Will you extract the entries word for word? Images should not appear in the copy.

Data for this exercise:

* * * * *

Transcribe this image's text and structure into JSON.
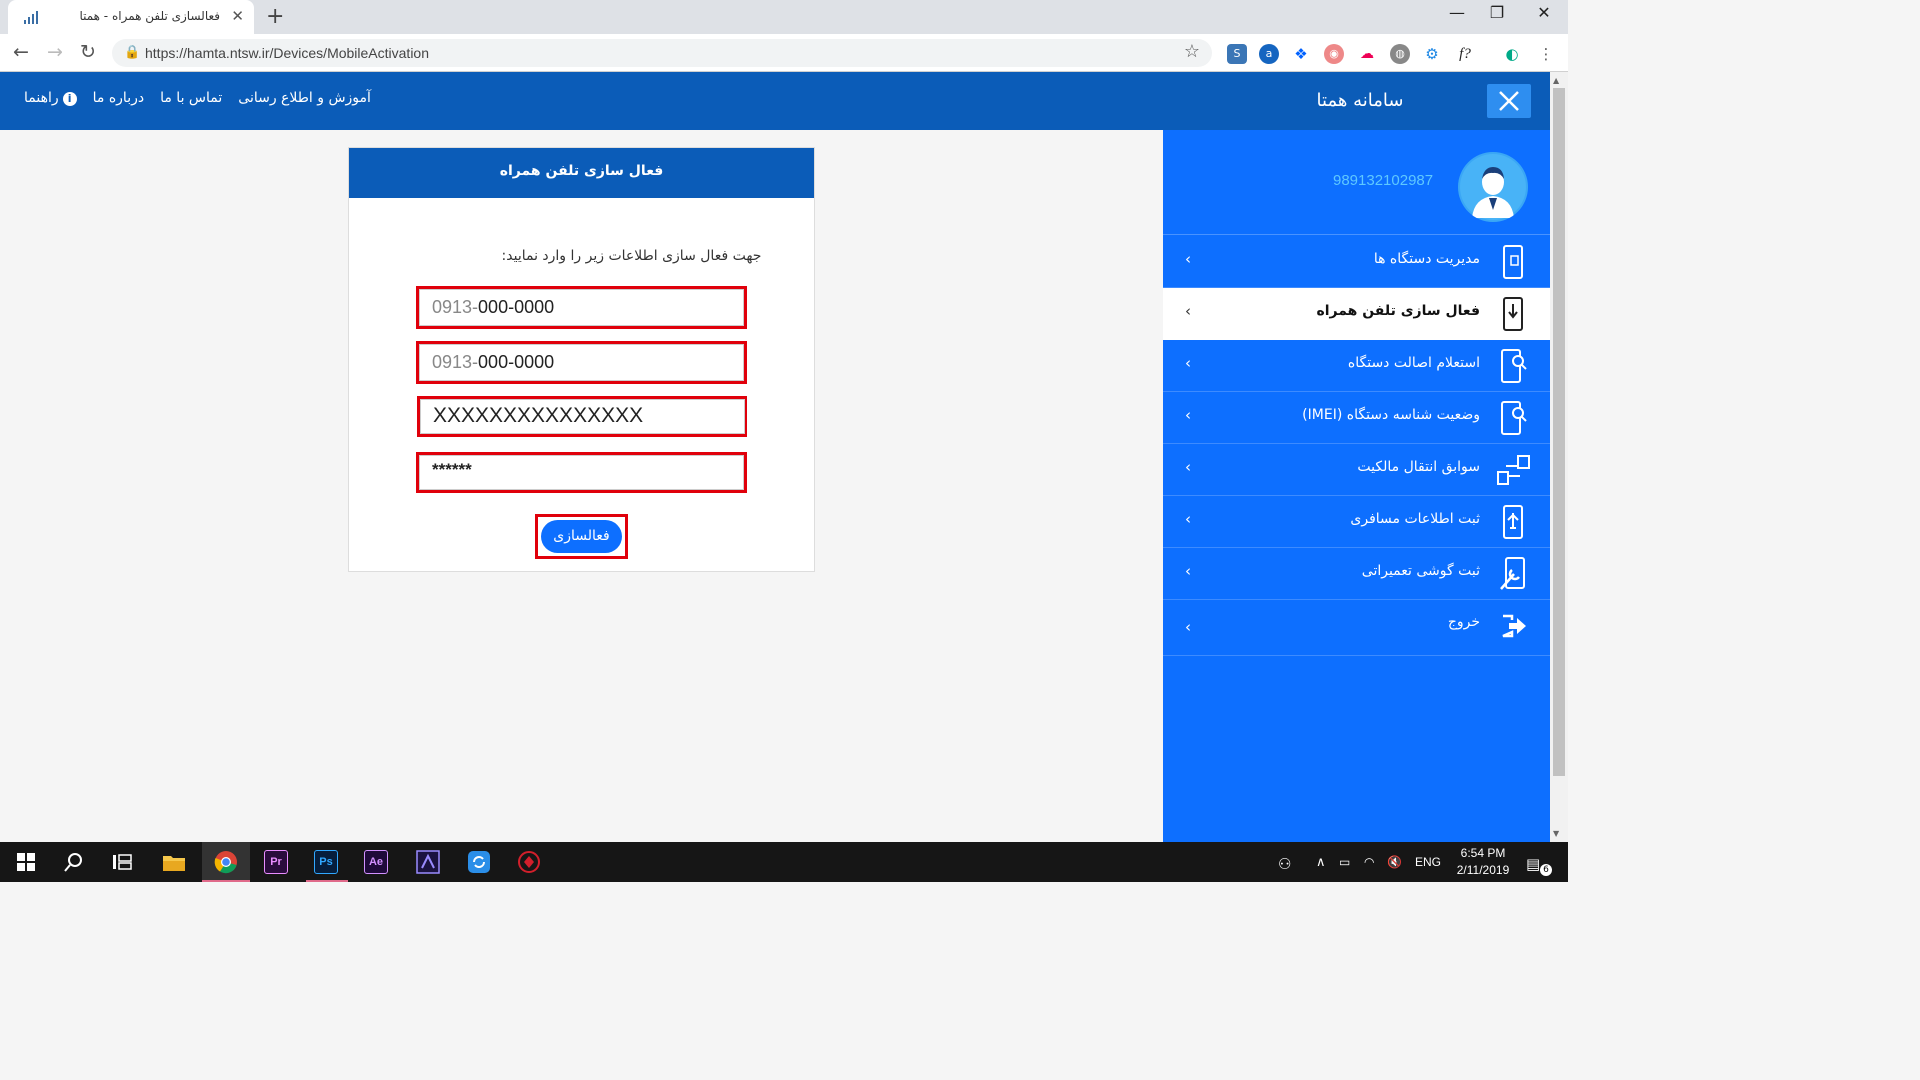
{
  "browser": {
    "tab_title": "فعالسازی تلفن همراه - همتا",
    "url": "https://hamta.ntsw.ir/Devices/MobileActivation"
  },
  "header": {
    "site_title": "سامانه همتا",
    "links": [
      "راهنما",
      "درباره ما",
      "تماس با ما",
      "آموزش و اطلاع رسانی"
    ]
  },
  "sidebar": {
    "phone_number": "989132102987",
    "items": [
      {
        "label": "مدیریت دستگاه ها",
        "icon": "phone-manage-icon"
      },
      {
        "label": "فعال سازی تلفن همراه",
        "icon": "phone-activate-icon",
        "active": true
      },
      {
        "label": "استعلام اصالت دستگاه",
        "icon": "phone-search-icon"
      },
      {
        "label": "وضعیت شناسه دستگاه (IMEI)",
        "icon": "phone-imei-icon"
      },
      {
        "label": "سوابق انتقال مالکیت",
        "icon": "transfer-icon"
      },
      {
        "label": "ثبت اطلاعات مسافری",
        "icon": "travel-icon"
      },
      {
        "label": "ثبت گوشی تعمیراتی",
        "icon": "repair-icon"
      },
      {
        "label": "خروج",
        "icon": "logout-icon"
      }
    ]
  },
  "card": {
    "title": "فعال سازی تلفن همراه",
    "hint": "جهت فعال سازی اطلاعات زیر را وارد نمایید:",
    "field1_prefix": "0913-",
    "field1_value": "000-0000",
    "field2_prefix": "0913-",
    "field2_value": "000-0000",
    "field3_value": "XXXXXXXXXXXXXXX",
    "field4_value": "******",
    "submit_label": "فعالسازی"
  },
  "taskbar": {
    "apps": [
      "Pr",
      "Ps",
      "Ae"
    ],
    "lang": "ENG",
    "time": "6:54 PM",
    "date": "2/11/2019",
    "notification_count": "6"
  }
}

* * * * *

Answer below:
Transcribe this image's text and structure into JSON.
{
  "browser": {
    "tab_title": "فعالسازی تلفن همراه - همتا",
    "url": "https://hamta.ntsw.ir/Devices/MobileActivation"
  },
  "header": {
    "site_title": "سامانه همتا",
    "links": [
      "راهنما",
      "درباره ما",
      "تماس با ما",
      "آموزش و اطلاع رسانی"
    ]
  },
  "sidebar": {
    "phone_number": "989132102987",
    "items": [
      {
        "label": "مدیریت دستگاه ها",
        "icon": "phone-manage-icon"
      },
      {
        "label": "فعال سازی تلفن همراه",
        "icon": "phone-activate-icon",
        "active": true
      },
      {
        "label": "استعلام اصالت دستگاه",
        "icon": "phone-search-icon"
      },
      {
        "label": "وضعیت شناسه دستگاه (IMEI)",
        "icon": "phone-imei-icon"
      },
      {
        "label": "سوابق انتقال مالکیت",
        "icon": "transfer-icon"
      },
      {
        "label": "ثبت اطلاعات مسافری",
        "icon": "travel-icon"
      },
      {
        "label": "ثبت گوشی تعمیراتی",
        "icon": "repair-icon"
      },
      {
        "label": "خروج",
        "icon": "logout-icon"
      }
    ]
  },
  "card": {
    "title": "فعال سازی تلفن همراه",
    "hint": "جهت فعال سازی اطلاعات زیر را وارد نمایید:",
    "field1_prefix": "0913-",
    "field1_value": "000-0000",
    "field2_prefix": "0913-",
    "field2_value": "000-0000",
    "field3_value": "XXXXXXXXXXXXXXX",
    "field4_value": "******",
    "submit_label": "فعالسازی"
  },
  "taskbar": {
    "apps": [
      "Pr",
      "Ps",
      "Ae"
    ],
    "lang": "ENG",
    "time": "6:54 PM",
    "date": "2/11/2019",
    "notification_count": "6"
  }
}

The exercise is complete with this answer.